Exercise description:
Each entry below is to be printed verbatim.
--*--
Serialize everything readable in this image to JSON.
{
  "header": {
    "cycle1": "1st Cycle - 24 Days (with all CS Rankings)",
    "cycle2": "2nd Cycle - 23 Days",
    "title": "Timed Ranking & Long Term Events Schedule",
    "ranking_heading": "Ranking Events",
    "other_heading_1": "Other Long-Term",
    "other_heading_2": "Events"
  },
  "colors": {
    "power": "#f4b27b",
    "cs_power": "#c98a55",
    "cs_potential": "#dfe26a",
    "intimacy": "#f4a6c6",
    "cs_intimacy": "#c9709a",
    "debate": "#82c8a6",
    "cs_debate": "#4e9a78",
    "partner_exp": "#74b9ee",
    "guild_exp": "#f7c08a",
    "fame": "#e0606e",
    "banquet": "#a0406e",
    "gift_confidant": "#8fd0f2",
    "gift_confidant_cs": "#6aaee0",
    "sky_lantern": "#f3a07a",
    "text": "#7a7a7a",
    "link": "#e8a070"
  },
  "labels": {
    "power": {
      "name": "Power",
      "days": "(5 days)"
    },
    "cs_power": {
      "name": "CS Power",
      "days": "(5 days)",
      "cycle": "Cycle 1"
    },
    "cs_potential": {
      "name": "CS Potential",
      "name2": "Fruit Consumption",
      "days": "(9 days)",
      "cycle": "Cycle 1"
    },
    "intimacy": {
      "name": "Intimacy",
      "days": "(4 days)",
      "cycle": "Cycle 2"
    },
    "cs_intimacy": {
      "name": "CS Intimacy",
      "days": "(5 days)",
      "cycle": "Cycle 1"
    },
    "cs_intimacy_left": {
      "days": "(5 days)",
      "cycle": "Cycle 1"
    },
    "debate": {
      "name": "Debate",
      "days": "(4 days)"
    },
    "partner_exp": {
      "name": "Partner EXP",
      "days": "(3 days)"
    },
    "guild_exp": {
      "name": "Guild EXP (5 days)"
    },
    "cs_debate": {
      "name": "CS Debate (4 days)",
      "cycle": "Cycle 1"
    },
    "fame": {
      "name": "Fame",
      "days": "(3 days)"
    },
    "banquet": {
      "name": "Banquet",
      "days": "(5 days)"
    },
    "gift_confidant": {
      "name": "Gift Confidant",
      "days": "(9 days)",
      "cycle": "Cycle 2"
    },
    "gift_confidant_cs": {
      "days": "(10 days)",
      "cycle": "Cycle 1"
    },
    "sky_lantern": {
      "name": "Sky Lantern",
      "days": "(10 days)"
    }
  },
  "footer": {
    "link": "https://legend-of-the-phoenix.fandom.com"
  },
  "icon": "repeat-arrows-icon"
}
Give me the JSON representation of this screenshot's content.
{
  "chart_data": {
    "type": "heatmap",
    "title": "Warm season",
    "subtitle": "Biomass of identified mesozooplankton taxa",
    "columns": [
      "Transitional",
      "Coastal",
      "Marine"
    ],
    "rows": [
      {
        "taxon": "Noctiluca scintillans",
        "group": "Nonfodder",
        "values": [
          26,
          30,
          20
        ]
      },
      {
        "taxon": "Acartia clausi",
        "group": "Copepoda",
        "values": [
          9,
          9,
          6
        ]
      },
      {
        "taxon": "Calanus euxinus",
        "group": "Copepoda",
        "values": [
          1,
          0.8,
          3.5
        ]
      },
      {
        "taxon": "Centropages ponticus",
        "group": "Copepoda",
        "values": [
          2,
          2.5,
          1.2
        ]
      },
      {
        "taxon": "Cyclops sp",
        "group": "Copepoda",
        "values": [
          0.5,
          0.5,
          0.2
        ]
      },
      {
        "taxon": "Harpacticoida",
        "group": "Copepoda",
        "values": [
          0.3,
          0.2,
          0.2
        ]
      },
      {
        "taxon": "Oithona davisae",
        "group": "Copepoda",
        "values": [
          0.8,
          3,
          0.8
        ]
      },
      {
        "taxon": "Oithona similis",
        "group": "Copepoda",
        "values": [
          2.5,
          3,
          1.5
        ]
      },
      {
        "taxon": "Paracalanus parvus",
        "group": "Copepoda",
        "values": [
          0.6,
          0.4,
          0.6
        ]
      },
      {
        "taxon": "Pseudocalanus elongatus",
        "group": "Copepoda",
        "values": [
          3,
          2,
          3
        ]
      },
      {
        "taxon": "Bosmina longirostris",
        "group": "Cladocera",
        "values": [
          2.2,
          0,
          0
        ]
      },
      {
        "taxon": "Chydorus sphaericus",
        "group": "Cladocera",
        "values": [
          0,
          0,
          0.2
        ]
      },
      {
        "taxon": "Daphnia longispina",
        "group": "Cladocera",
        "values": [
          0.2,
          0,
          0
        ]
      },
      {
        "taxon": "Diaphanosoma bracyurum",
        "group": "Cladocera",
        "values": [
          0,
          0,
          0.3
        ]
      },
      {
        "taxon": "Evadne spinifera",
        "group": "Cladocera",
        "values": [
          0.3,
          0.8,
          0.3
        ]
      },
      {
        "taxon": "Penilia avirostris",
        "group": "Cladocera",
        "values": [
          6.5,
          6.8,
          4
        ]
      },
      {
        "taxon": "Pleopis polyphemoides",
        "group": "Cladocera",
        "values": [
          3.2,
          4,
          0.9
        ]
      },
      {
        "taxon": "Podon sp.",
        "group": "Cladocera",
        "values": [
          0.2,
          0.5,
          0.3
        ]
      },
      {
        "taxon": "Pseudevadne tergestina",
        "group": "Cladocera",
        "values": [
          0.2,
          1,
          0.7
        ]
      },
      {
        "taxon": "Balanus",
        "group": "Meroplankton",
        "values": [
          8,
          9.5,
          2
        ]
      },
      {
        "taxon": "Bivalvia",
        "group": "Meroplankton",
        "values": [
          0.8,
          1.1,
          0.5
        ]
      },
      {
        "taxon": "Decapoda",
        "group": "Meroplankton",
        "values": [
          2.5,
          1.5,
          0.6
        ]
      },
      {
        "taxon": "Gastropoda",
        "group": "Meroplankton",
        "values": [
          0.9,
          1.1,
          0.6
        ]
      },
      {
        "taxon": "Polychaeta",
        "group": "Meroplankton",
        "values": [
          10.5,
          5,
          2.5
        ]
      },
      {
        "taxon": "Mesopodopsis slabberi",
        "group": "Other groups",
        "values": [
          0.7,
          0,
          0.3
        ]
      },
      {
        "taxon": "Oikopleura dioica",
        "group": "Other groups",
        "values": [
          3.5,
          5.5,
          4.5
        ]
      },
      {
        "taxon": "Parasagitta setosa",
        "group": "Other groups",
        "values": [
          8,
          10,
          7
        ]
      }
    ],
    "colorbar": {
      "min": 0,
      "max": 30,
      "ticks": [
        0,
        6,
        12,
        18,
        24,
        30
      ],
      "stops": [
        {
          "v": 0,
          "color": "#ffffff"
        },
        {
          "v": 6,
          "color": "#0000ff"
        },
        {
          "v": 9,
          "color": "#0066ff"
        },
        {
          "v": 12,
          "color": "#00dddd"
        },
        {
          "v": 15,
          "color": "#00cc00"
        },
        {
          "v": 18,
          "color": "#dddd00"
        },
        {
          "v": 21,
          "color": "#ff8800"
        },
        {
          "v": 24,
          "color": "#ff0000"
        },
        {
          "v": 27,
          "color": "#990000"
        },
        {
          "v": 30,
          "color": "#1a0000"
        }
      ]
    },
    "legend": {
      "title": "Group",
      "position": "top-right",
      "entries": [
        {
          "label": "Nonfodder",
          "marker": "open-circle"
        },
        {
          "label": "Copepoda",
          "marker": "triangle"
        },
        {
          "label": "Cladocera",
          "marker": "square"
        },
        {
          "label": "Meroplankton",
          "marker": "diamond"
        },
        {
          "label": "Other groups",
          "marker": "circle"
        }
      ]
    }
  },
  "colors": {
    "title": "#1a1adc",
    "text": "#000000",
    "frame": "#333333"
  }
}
--*--
Exercise answer:
Serialize everything readable in this image to JSON.
{
  "header": {
    "cycle1": "1st Cycle - 24 Days (with all CS Rankings)",
    "cycle2": "2nd Cycle - 23 Days",
    "title": "Timed Ranking & Long Term Events Schedule",
    "ranking_heading": "Ranking Events",
    "other_heading_1": "Other Long-Term",
    "other_heading_2": "Events"
  },
  "colors": {
    "power": "#f4b27b",
    "cs_power": "#c98a55",
    "cs_potential": "#dfe26a",
    "intimacy": "#f4a6c6",
    "cs_intimacy": "#c9709a",
    "debate": "#82c8a6",
    "cs_debate": "#4e9a78",
    "partner_exp": "#74b9ee",
    "guild_exp": "#f7c08a",
    "fame": "#e0606e",
    "banquet": "#a0406e",
    "gift_confidant": "#8fd0f2",
    "gift_confidant_cs": "#6aaee0",
    "sky_lantern": "#f3a07a",
    "text": "#7a7a7a",
    "link": "#e8a070"
  },
  "labels": {
    "power": {
      "name": "Power",
      "days": "(5 days)"
    },
    "cs_power": {
      "name": "CS Power",
      "days": "(5 days)",
      "cycle": "Cycle 1"
    },
    "cs_potential": {
      "name": "CS Potential",
      "name2": "Fruit Consumption",
      "days": "(9 days)",
      "cycle": "Cycle 1"
    },
    "intimacy": {
      "name": "Intimacy",
      "days": "(4 days)",
      "cycle": "Cycle 2"
    },
    "cs_intimacy": {
      "name": "CS Intimacy",
      "days": "(5 days)",
      "cycle": "Cycle 1"
    },
    "cs_intimacy_left": {
      "days": "(5 days)",
      "cycle": "Cycle 1"
    },
    "debate": {
      "name": "Debate",
      "days": "(4 days)"
    },
    "partner_exp": {
      "name": "Partner EXP",
      "days": "(3 days)"
    },
    "guild_exp": {
      "name": "Guild EXP (5 days)"
    },
    "cs_debate": {
      "name": "CS Debate (4 days)",
      "cycle": "Cycle 1"
    },
    "fame": {
      "name": "Fame",
      "days": "(3 days)"
    },
    "banquet": {
      "name": "Banquet",
      "days": "(5 days)"
    },
    "gift_confidant": {
      "name": "Gift Confidant",
      "days": "(9 days)",
      "cycle": "Cycle 2"
    },
    "gift_confidant_cs": {
      "days": "(10 days)",
      "cycle": "Cycle 1"
    },
    "sky_lantern": {
      "name": "Sky Lantern",
      "days": "(10 days)"
    }
  },
  "footer": {
    "link": "https://legend-of-the-phoenix.fandom.com"
  },
  "icon": "repeat-arrows-icon"
}
Give me the JSON representation of this screenshot's content.
{
  "chart_data": {
    "type": "heatmap",
    "title": "Warm season",
    "subtitle": "Biomass of identified mesozooplankton taxa",
    "columns": [
      "Transitional",
      "Coastal",
      "Marine"
    ],
    "rows": [
      {
        "taxon": "Noctiluca scintillans",
        "group": "Nonfodder",
        "values": [
          26,
          30,
          20
        ]
      },
      {
        "taxon": "Acartia clausi",
        "group": "Copepoda",
        "values": [
          9,
          9,
          6
        ]
      },
      {
        "taxon": "Calanus euxinus",
        "group": "Copepoda",
        "values": [
          1,
          0.8,
          3.5
        ]
      },
      {
        "taxon": "Centropages ponticus",
        "group": "Copepoda",
        "values": [
          2,
          2.5,
          1.2
        ]
      },
      {
        "taxon": "Cyclops sp",
        "group": "Copepoda",
        "values": [
          0.5,
          0.5,
          0.2
        ]
      },
      {
        "taxon": "Harpacticoida",
        "group": "Copepoda",
        "values": [
          0.3,
          0.2,
          0.2
        ]
      },
      {
        "taxon": "Oithona davisae",
        "group": "Copepoda",
        "values": [
          0.8,
          3,
          0.8
        ]
      },
      {
        "taxon": "Oithona similis",
        "group": "Copepoda",
        "values": [
          2.5,
          3,
          1.5
        ]
      },
      {
        "taxon": "Paracalanus parvus",
        "group": "Copepoda",
        "values": [
          0.6,
          0.4,
          0.6
        ]
      },
      {
        "taxon": "Pseudocalanus elongatus",
        "group": "Copepoda",
        "values": [
          3,
          2,
          3
        ]
      },
      {
        "taxon": "Bosmina longirostris",
        "group": "Cladocera",
        "values": [
          2.2,
          0,
          0
        ]
      },
      {
        "taxon": "Chydorus sphaericus",
        "group": "Cladocera",
        "values": [
          0,
          0,
          0.2
        ]
      },
      {
        "taxon": "Daphnia longispina",
        "group": "Cladocera",
        "values": [
          0.2,
          0,
          0
        ]
      },
      {
        "taxon": "Diaphanosoma bracyurum",
        "group": "Cladocera",
        "values": [
          0,
          0,
          0.3
        ]
      },
      {
        "taxon": "Evadne spinifera",
        "group": "Cladocera",
        "values": [
          0.3,
          0.8,
          0.3
        ]
      },
      {
        "taxon": "Penilia avirostris",
        "group": "Cladocera",
        "values": [
          6.5,
          6.8,
          4
        ]
      },
      {
        "taxon": "Pleopis polyphemoides",
        "group": "Cladocera",
        "values": [
          3.2,
          4,
          0.9
        ]
      },
      {
        "taxon": "Podon sp.",
        "group": "Cladocera",
        "values": [
          0.2,
          0.5,
          0.3
        ]
      },
      {
        "taxon": "Pseudevadne tergestina",
        "group": "Cladocera",
        "values": [
          0.2,
          1,
          0.7
        ]
      },
      {
        "taxon": "Balanus",
        "group": "Meroplankton",
        "values": [
          8,
          9.5,
          2
        ]
      },
      {
        "taxon": "Bivalvia",
        "group": "Meroplankton",
        "values": [
          0.8,
          1.1,
          0.5
        ]
      },
      {
        "taxon": "Decapoda",
        "group": "Meroplankton",
        "values": [
          2.5,
          1.5,
          0.6
        ]
      },
      {
        "taxon": "Gastropoda",
        "group": "Meroplankton",
        "values": [
          0.9,
          1.1,
          0.6
        ]
      },
      {
        "taxon": "Polychaeta",
        "group": "Meroplankton",
        "values": [
          10.5,
          5,
          2.5
        ]
      },
      {
        "taxon": "Mesopodopsis slabberi",
        "group": "Other groups",
        "values": [
          0.7,
          0,
          0.3
        ]
      },
      {
        "taxon": "Oikopleura dioica",
        "group": "Other groups",
        "values": [
          3.5,
          5.5,
          4.5
        ]
      },
      {
        "taxon": "Parasagitta setosa",
        "group": "Other groups",
        "values": [
          8,
          10,
          7
        ]
      }
    ],
    "colorbar": {
      "min": 0,
      "max": 30,
      "ticks": [
        0,
        6,
        12,
        18,
        24,
        30
      ],
      "stops": [
        {
          "v": 0,
          "color": "#ffffff"
        },
        {
          "v": 6,
          "color": "#0000ff"
        },
        {
          "v": 9,
          "color": "#0066ff"
        },
        {
          "v": 12,
          "color": "#00dddd"
        },
        {
          "v": 15,
          "color": "#00cc00"
        },
        {
          "v": 18,
          "color": "#dddd00"
        },
        {
          "v": 21,
          "color": "#ff8800"
        },
        {
          "v": 24,
          "color": "#ff0000"
        },
        {
          "v": 27,
          "color": "#990000"
        },
        {
          "v": 30,
          "color": "#1a0000"
        }
      ]
    },
    "legend": {
      "title": "Group",
      "position": "top-right",
      "entries": [
        {
          "label": "Nonfodder",
          "marker": "open-circle"
        },
        {
          "label": "Copepoda",
          "marker": "triangle"
        },
        {
          "label": "Cladocera",
          "marker": "square"
        },
        {
          "label": "Meroplankton",
          "marker": "diamond"
        },
        {
          "label": "Other groups",
          "marker": "circle"
        }
      ]
    }
  },
  "colors": {
    "title": "#1a1adc",
    "text": "#000000",
    "frame": "#333333"
  }
}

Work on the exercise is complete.